## Problem to solve
Give the listing below again in full, exactly as written.

:::::

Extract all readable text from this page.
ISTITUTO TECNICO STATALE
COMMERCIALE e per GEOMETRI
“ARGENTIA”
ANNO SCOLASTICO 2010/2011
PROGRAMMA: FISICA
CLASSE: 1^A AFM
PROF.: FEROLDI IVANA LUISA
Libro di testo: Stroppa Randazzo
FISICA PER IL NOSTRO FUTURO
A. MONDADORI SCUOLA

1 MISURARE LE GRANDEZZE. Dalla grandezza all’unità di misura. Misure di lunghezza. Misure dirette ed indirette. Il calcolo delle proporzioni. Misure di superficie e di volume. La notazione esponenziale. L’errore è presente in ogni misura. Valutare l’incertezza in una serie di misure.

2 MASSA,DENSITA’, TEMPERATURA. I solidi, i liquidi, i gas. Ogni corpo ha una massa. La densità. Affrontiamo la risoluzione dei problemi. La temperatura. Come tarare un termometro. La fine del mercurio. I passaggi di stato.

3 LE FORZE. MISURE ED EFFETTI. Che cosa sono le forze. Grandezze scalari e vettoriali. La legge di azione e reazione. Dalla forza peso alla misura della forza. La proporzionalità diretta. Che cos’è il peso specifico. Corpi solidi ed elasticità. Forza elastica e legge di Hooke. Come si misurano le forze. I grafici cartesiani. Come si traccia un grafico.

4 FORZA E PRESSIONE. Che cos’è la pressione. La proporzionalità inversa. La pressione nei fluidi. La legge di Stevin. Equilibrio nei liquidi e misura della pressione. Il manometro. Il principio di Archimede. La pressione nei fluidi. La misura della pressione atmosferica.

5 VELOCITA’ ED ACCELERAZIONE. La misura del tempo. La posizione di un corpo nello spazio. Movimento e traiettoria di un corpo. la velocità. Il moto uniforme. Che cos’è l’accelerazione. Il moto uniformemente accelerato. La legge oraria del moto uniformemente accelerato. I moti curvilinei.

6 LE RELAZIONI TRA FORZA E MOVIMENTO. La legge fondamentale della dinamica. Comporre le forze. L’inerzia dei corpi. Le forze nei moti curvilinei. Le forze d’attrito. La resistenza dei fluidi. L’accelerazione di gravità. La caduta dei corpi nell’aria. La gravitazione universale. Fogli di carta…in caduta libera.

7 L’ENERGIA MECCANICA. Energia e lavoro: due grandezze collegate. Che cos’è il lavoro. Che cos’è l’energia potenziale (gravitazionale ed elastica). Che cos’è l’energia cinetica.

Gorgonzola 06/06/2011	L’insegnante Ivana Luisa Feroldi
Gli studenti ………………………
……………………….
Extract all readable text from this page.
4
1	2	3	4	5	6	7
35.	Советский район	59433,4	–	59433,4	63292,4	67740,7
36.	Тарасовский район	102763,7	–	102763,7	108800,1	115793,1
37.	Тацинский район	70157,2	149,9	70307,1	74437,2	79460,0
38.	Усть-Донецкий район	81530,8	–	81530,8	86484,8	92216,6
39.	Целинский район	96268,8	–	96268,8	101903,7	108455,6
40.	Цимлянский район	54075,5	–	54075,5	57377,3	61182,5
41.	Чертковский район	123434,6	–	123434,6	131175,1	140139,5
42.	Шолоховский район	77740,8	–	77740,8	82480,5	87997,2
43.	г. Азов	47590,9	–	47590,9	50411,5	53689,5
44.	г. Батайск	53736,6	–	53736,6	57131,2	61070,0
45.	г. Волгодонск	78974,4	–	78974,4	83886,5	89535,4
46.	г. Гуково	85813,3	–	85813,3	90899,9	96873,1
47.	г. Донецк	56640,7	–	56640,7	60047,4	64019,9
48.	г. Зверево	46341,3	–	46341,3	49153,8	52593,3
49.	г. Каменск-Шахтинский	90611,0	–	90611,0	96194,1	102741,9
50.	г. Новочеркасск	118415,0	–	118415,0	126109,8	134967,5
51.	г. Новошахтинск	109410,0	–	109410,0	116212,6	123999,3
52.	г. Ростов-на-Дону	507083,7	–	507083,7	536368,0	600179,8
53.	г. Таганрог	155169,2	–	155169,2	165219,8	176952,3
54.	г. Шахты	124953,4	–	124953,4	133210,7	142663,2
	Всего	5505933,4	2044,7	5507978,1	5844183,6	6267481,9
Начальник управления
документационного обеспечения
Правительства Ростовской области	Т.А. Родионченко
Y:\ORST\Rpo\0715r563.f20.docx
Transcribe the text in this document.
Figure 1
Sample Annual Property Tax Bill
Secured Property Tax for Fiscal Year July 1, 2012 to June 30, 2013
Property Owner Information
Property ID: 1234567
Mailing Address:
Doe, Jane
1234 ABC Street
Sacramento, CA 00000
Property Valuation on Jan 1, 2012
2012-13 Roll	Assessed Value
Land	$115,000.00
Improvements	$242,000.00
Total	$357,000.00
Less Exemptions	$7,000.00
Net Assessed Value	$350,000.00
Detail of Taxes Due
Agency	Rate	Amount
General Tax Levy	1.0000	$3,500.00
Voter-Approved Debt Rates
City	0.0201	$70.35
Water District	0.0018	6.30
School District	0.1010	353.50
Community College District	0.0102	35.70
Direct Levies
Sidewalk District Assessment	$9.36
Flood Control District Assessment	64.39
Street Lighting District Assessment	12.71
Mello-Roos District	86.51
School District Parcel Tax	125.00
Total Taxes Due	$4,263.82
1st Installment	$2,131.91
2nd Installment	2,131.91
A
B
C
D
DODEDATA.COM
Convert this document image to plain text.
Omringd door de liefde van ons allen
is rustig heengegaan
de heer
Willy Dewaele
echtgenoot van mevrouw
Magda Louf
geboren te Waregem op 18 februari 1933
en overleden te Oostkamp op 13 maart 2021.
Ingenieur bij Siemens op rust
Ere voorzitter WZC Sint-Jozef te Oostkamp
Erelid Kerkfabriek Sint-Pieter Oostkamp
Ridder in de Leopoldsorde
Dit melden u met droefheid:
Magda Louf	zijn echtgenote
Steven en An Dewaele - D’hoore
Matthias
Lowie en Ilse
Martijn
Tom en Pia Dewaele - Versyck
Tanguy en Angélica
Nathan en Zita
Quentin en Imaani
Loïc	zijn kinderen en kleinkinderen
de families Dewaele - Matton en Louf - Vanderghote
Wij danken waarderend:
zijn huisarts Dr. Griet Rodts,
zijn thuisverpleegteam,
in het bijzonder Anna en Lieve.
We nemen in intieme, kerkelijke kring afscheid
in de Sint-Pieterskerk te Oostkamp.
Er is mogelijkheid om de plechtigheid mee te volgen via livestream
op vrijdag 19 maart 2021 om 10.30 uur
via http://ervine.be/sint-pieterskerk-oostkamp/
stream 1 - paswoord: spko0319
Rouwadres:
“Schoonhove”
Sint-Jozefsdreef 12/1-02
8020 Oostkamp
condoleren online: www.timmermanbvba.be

:::::

## Exercise solution
Extract all readable text from this page.
ISTITUTO TECNICO STATALE
COMMERCIALE e per GEOMETRI
“ARGENTIA”
ANNO SCOLASTICO 2010/2011
PROGRAMMA: FISICA
CLASSE: 1^A AFM
PROF.: FEROLDI IVANA LUISA
Libro di testo: Stroppa Randazzo
FISICA PER IL NOSTRO FUTURO
A. MONDADORI SCUOLA

1 MISURARE LE GRANDEZZE. Dalla grandezza all’unità di misura. Misure di lunghezza. Misure dirette ed indirette. Il calcolo delle proporzioni. Misure di superficie e di volume. La notazione esponenziale. L’errore è presente in ogni misura. Valutare l’incertezza in una serie di misure.

2 MASSA,DENSITA’, TEMPERATURA. I solidi, i liquidi, i gas. Ogni corpo ha una massa. La densità. Affrontiamo la risoluzione dei problemi. La temperatura. Come tarare un termometro. La fine del mercurio. I passaggi di stato.

3 LE FORZE. MISURE ED EFFETTI. Che cosa sono le forze. Grandezze scalari e vettoriali. La legge di azione e reazione. Dalla forza peso alla misura della forza. La proporzionalità diretta. Che cos’è il peso specifico. Corpi solidi ed elasticità. Forza elastica e legge di Hooke. Come si misurano le forze. I grafici cartesiani. Come si traccia un grafico.

4 FORZA E PRESSIONE. Che cos’è la pressione. La proporzionalità inversa. La pressione nei fluidi. La legge di Stevin. Equilibrio nei liquidi e misura della pressione. Il manometro. Il principio di Archimede. La pressione nei fluidi. La misura della pressione atmosferica.

5 VELOCITA’ ED ACCELERAZIONE. La misura del tempo. La posizione di un corpo nello spazio. Movimento e traiettoria di un corpo. la velocità. Il moto uniforme. Che cos’è l’accelerazione. Il moto uniformemente accelerato. La legge oraria del moto uniformemente accelerato. I moti curvilinei.

6 LE RELAZIONI TRA FORZA E MOVIMENTO. La legge fondamentale della dinamica. Comporre le forze. L’inerzia dei corpi. Le forze nei moti curvilinei. Le forze d’attrito. La resistenza dei fluidi. L’accelerazione di gravità. La caduta dei corpi nell’aria. La gravitazione universale. Fogli di carta…in caduta libera.

7 L’ENERGIA MECCANICA. Energia e lavoro: due grandezze collegate. Che cos’è il lavoro. Che cos’è l’energia potenziale (gravitazionale ed elastica). Che cos’è l’energia cinetica.

Gorgonzola 06/06/2011	L’insegnante Ivana Luisa Feroldi
Gli studenti ………………………
……………………….
Extract all readable text from this page.
4
1	2	3	4	5	6	7
35.	Советский район	59433,4	–	59433,4	63292,4	67740,7
36.	Тарасовский район	102763,7	–	102763,7	108800,1	115793,1
37.	Тацинский район	70157,2	149,9	70307,1	74437,2	79460,0
38.	Усть-Донецкий район	81530,8	–	81530,8	86484,8	92216,6
39.	Целинский район	96268,8	–	96268,8	101903,7	108455,6
40.	Цимлянский район	54075,5	–	54075,5	57377,3	61182,5
41.	Чертковский район	123434,6	–	123434,6	131175,1	140139,5
42.	Шолоховский район	77740,8	–	77740,8	82480,5	87997,2
43.	г. Азов	47590,9	–	47590,9	50411,5	53689,5
44.	г. Батайск	53736,6	–	53736,6	57131,2	61070,0
45.	г. Волгодонск	78974,4	–	78974,4	83886,5	89535,4
46.	г. Гуково	85813,3	–	85813,3	90899,9	96873,1
47.	г. Донецк	56640,7	–	56640,7	60047,4	64019,9
48.	г. Зверево	46341,3	–	46341,3	49153,8	52593,3
49.	г. Каменск-Шахтинский	90611,0	–	90611,0	96194,1	102741,9
50.	г. Новочеркасск	118415,0	–	118415,0	126109,8	134967,5
51.	г. Новошахтинск	109410,0	–	109410,0	116212,6	123999,3
52.	г. Ростов-на-Дону	507083,7	–	507083,7	536368,0	600179,8
53.	г. Таганрог	155169,2	–	155169,2	165219,8	176952,3
54.	г. Шахты	124953,4	–	124953,4	133210,7	142663,2
	Всего	5505933,4	2044,7	5507978,1	5844183,6	6267481,9
Начальник управления
документационного обеспечения
Правительства Ростовской области	Т.А. Родионченко
Y:\ORST\Rpo\0715r563.f20.docx
Transcribe the text in this document.
Figure 1
Sample Annual Property Tax Bill
Secured Property Tax for Fiscal Year July 1, 2012 to June 30, 2013
Property Owner Information
Property ID: 1234567
Mailing Address:
Doe, Jane
1234 ABC Street
Sacramento, CA 00000
Property Valuation on Jan 1, 2012
2012-13 Roll	Assessed Value
Land	$115,000.00
Improvements	$242,000.00
Total	$357,000.00
Less Exemptions	$7,000.00
Net Assessed Value	$350,000.00
Detail of Taxes Due
Agency	Rate	Amount
General Tax Levy	1.0000	$3,500.00
Voter-Approved Debt Rates
City	0.0201	$70.35
Water District	0.0018	6.30
School District	0.1010	353.50
Community College District	0.0102	35.70
Direct Levies
Sidewalk District Assessment	$9.36
Flood Control District Assessment	64.39
Street Lighting District Assessment	12.71
Mello-Roos District	86.51
School District Parcel Tax	125.00
Total Taxes Due	$4,263.82
1st Installment	$2,131.91
2nd Installment	2,131.91
A
B
C
D
DODEDATA.COM
Convert this document image to plain text.
Omringd door de liefde van ons allen
is rustig heengegaan
de heer
Willy Dewaele
echtgenoot van mevrouw
Magda Louf
geboren te Waregem op 18 februari 1933
en overleden te Oostkamp op 13 maart 2021.
Ingenieur bij Siemens op rust
Ere voorzitter WZC Sint-Jozef te Oostkamp
Erelid Kerkfabriek Sint-Pieter Oostkamp
Ridder in de Leopoldsorde
Dit melden u met droefheid:
Magda Louf	zijn echtgenote
Steven en An Dewaele - D’hoore
Matthias
Lowie en Ilse
Martijn
Tom en Pia Dewaele - Versyck
Tanguy en Angélica
Nathan en Zita
Quentin en Imaani
Loïc	zijn kinderen en kleinkinderen
de families Dewaele - Matton en Louf - Vanderghote
Wij danken waarderend:
zijn huisarts Dr. Griet Rodts,
zijn thuisverpleegteam,
in het bijzonder Anna en Lieve.
We nemen in intieme, kerkelijke kring afscheid
in de Sint-Pieterskerk te Oostkamp.
Er is mogelijkheid om de plechtigheid mee te volgen via livestream
op vrijdag 19 maart 2021 om 10.30 uur
via http://ervine.be/sint-pieterskerk-oostkamp/
stream 1 - paswoord: spko0319
Rouwadres:
“Schoonhove”
Sint-Jozefsdreef 12/1-02
8020 Oostkamp
condoleren online: www.timmermanbvba.be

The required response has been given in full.